-- Start of Listed entries --

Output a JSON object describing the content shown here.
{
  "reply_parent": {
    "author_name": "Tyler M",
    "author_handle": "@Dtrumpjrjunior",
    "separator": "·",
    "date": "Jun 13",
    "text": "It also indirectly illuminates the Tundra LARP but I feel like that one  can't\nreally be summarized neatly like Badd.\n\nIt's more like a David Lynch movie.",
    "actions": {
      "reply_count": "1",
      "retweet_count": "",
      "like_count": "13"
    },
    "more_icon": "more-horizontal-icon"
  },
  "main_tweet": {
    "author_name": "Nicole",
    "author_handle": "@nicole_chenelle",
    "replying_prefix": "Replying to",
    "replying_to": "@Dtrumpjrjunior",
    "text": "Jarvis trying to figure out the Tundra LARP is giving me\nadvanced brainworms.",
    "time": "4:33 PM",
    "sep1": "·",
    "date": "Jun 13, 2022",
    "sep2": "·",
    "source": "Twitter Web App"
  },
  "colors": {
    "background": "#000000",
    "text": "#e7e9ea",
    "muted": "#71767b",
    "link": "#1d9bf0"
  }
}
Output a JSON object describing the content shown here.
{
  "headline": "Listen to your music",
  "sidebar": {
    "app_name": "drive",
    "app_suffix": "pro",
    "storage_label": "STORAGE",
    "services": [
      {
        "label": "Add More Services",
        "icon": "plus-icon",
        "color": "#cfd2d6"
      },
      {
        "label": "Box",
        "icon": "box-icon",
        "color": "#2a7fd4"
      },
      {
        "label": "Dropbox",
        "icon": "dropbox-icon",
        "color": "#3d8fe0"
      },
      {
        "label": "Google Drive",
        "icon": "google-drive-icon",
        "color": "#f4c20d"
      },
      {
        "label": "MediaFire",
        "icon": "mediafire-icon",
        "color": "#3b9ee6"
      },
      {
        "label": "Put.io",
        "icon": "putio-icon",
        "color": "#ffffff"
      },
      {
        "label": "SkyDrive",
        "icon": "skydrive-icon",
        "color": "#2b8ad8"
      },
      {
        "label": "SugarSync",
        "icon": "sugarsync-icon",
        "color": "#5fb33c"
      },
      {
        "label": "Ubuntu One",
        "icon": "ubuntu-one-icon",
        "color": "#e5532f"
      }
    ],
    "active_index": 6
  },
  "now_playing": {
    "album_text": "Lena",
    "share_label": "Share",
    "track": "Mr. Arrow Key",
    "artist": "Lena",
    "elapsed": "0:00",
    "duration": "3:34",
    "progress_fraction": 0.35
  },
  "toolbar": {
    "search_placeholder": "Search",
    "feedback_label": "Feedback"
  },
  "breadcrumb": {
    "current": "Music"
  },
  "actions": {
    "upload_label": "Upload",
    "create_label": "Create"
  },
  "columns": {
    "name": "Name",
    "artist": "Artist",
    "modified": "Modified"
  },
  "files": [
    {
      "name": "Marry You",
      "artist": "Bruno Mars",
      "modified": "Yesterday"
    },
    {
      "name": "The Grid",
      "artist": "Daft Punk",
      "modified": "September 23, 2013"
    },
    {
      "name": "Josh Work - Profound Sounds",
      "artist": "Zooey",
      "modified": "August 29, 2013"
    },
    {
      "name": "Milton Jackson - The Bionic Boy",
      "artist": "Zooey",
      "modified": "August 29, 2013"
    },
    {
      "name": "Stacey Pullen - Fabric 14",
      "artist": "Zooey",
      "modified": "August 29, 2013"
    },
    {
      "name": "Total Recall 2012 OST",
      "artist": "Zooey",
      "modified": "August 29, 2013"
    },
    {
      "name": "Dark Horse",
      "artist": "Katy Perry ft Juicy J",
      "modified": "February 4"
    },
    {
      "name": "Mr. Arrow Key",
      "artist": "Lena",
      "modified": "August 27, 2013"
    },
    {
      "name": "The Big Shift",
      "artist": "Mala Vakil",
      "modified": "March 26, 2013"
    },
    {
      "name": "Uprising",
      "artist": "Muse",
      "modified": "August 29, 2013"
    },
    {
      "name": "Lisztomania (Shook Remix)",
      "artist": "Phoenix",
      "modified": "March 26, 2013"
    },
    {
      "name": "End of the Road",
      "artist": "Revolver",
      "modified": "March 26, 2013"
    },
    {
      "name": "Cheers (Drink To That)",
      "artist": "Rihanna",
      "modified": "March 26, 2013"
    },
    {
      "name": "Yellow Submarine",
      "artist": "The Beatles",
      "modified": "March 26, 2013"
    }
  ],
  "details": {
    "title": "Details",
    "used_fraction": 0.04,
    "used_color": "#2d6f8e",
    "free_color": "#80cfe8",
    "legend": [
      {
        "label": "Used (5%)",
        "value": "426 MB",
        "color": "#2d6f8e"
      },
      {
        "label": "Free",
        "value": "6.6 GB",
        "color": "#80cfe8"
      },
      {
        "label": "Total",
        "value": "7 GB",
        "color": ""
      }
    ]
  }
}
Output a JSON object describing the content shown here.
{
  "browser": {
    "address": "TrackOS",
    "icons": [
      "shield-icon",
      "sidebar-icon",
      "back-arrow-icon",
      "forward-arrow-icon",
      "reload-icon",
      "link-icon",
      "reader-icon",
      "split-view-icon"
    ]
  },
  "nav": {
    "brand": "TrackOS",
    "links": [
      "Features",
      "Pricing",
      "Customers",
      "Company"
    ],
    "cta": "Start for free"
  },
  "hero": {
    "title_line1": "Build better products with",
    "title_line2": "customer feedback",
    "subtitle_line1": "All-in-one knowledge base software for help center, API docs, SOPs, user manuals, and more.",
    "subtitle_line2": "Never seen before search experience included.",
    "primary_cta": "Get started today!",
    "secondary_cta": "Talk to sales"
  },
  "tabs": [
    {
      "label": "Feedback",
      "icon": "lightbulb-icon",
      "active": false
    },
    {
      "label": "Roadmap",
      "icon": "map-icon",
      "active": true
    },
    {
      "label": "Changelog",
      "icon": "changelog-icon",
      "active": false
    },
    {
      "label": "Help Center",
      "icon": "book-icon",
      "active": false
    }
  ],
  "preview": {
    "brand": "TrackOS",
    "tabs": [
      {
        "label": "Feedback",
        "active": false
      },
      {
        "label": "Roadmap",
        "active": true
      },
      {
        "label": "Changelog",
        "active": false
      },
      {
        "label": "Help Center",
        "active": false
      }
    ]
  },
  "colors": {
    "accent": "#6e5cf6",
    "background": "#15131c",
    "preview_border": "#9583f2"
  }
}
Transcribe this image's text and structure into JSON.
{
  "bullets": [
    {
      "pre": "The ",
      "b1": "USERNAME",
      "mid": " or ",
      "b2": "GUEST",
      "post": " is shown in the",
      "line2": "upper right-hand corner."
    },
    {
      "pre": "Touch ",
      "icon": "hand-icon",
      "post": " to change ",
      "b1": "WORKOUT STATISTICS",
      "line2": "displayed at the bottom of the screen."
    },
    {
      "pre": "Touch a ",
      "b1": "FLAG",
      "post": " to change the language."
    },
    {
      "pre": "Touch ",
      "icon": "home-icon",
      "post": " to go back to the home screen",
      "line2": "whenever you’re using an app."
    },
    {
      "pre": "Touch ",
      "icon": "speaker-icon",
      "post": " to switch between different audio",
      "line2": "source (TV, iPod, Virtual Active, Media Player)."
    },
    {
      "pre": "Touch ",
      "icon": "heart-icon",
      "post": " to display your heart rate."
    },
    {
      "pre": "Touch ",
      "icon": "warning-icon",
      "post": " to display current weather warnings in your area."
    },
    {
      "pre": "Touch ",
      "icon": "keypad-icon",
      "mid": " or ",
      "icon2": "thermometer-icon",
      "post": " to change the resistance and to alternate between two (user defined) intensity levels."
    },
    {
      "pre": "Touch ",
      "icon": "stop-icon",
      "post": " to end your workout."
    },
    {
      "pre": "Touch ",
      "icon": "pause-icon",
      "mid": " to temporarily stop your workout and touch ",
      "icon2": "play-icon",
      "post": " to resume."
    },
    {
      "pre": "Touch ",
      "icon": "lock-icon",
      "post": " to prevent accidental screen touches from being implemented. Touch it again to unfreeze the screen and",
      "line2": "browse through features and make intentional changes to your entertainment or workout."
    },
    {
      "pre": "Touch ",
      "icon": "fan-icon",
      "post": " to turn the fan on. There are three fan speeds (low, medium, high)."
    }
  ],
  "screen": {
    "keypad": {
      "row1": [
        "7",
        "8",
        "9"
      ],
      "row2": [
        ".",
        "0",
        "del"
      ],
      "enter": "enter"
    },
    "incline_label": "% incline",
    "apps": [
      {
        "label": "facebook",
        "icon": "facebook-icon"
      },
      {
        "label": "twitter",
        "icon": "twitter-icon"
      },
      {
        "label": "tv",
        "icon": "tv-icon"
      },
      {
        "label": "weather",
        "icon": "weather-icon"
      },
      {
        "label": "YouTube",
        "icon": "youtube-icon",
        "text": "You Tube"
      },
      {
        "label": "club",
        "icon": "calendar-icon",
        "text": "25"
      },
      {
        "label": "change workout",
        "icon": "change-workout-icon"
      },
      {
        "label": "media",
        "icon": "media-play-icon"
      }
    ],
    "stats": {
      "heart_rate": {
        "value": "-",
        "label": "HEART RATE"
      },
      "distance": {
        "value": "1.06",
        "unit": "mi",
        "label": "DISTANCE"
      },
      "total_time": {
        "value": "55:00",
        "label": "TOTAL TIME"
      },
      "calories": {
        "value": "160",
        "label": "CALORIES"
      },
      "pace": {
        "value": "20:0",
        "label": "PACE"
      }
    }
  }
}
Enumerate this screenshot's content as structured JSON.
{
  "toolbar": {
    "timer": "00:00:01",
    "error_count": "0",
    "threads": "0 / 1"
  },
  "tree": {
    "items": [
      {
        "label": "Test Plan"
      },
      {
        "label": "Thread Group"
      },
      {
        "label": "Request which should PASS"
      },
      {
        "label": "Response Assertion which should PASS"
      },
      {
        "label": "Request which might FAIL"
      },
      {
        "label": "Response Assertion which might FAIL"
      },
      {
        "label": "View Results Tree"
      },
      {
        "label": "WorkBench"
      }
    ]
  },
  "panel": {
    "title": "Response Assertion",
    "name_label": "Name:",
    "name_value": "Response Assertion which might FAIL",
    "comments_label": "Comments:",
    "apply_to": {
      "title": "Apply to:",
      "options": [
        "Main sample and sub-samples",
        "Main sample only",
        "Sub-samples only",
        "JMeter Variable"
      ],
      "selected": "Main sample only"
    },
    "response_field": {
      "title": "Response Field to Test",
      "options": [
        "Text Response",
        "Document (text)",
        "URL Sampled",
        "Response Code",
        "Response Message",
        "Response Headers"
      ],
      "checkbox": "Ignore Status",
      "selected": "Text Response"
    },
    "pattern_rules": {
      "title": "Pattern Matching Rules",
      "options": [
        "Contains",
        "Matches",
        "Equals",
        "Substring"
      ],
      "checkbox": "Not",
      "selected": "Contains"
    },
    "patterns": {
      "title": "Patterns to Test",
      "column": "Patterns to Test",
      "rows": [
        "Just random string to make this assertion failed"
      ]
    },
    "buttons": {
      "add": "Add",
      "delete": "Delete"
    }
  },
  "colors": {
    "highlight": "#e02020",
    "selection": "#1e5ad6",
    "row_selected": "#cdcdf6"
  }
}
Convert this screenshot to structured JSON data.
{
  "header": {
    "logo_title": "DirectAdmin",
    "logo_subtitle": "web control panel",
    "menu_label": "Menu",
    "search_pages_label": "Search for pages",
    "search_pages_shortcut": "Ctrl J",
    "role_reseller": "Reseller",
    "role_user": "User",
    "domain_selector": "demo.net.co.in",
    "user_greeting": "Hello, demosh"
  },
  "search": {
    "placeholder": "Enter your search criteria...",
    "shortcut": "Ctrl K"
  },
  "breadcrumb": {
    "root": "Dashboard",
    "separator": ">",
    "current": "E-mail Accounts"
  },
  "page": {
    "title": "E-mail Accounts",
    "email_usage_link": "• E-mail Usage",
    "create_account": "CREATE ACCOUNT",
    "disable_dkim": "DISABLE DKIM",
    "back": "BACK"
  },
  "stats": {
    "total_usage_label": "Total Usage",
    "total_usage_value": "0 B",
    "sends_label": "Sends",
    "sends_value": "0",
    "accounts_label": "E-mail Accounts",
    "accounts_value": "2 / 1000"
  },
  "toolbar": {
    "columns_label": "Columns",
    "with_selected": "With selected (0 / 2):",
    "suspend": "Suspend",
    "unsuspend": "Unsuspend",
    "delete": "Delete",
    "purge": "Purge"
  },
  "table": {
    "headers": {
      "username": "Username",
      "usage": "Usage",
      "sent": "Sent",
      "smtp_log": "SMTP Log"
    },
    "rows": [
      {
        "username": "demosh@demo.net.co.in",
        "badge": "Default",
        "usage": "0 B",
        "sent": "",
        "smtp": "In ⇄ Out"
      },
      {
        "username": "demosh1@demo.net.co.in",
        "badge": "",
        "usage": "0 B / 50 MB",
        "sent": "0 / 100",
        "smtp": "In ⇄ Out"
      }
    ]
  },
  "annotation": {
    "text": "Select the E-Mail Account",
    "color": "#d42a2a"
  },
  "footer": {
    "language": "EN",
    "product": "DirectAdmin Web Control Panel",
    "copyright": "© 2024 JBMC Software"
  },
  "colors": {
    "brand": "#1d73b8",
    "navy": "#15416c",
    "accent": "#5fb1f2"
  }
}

-- End of Listed entries --

▸ **Stated goal**
Look through the entries above and report the number of lines that contain "weather". Write only the number.

▸ **Written response**
3